● **OBJECTIVE**
Determine which lines contain the word "dessen", then copy those lines.

● **GIVEN DATA**

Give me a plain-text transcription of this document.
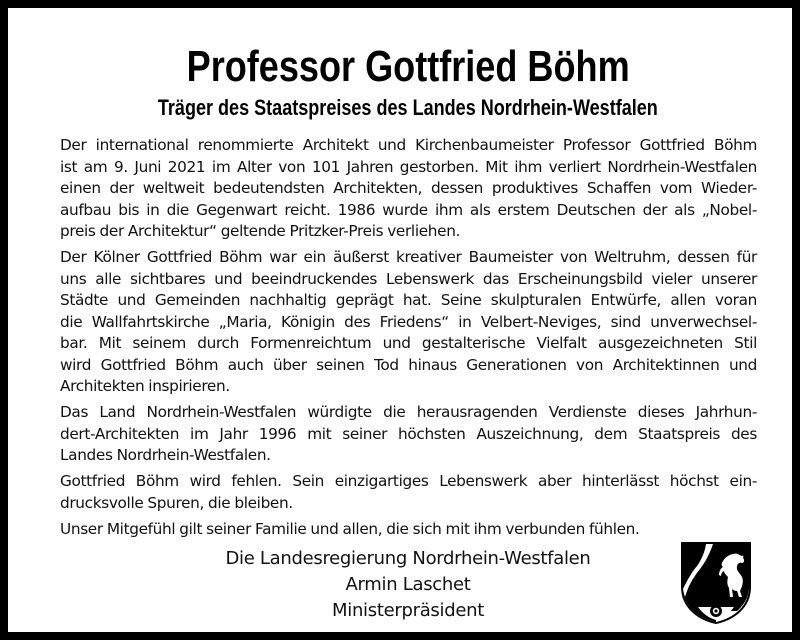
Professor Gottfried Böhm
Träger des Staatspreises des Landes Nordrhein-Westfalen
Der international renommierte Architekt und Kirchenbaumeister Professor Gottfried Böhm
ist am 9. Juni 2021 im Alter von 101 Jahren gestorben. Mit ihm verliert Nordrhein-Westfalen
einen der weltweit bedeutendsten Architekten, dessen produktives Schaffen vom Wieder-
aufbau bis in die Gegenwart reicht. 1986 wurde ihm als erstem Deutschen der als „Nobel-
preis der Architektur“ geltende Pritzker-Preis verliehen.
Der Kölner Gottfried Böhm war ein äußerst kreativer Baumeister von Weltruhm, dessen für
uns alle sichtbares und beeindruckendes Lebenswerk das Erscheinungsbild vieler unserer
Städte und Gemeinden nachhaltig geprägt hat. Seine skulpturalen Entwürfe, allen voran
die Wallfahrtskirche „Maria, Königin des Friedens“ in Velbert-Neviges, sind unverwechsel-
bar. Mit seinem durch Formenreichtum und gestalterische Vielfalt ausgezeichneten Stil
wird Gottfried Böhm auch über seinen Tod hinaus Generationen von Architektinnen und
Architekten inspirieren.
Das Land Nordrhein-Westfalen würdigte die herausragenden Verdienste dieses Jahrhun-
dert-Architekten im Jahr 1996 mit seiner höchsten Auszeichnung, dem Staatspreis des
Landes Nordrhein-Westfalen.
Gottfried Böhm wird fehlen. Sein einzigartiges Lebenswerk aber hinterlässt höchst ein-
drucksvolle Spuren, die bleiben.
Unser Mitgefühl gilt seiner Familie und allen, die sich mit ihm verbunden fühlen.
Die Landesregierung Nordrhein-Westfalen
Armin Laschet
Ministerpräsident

==

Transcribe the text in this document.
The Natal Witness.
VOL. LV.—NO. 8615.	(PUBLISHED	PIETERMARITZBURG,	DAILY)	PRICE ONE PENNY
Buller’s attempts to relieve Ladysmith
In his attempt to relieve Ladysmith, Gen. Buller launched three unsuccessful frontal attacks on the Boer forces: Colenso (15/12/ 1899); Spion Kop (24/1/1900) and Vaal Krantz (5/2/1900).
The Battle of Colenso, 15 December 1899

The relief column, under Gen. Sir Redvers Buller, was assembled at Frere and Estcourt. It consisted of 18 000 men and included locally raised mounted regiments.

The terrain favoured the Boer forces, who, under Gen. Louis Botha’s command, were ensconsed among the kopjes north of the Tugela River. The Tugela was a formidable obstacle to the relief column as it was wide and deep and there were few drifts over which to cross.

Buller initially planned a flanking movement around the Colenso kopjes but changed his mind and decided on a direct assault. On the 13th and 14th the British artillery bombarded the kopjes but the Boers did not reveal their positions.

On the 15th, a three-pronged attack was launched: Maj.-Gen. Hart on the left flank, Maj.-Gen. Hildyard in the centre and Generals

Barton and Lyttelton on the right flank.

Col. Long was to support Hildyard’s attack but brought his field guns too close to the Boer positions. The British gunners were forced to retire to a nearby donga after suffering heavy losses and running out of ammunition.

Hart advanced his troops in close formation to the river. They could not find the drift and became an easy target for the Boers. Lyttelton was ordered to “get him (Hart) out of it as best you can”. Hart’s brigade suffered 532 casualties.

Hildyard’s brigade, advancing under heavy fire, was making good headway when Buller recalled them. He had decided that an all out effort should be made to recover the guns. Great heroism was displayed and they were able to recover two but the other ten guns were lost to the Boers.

● **RESPONSE TO THIS EXERCISE**
einen der weltweit bedeutendsten Architekten, dessen produktives Schaffen vom Wieder-
Der Kölner Gottfried Böhm war ein äußerst kreativer Baumeister von Weltruhm, dessen für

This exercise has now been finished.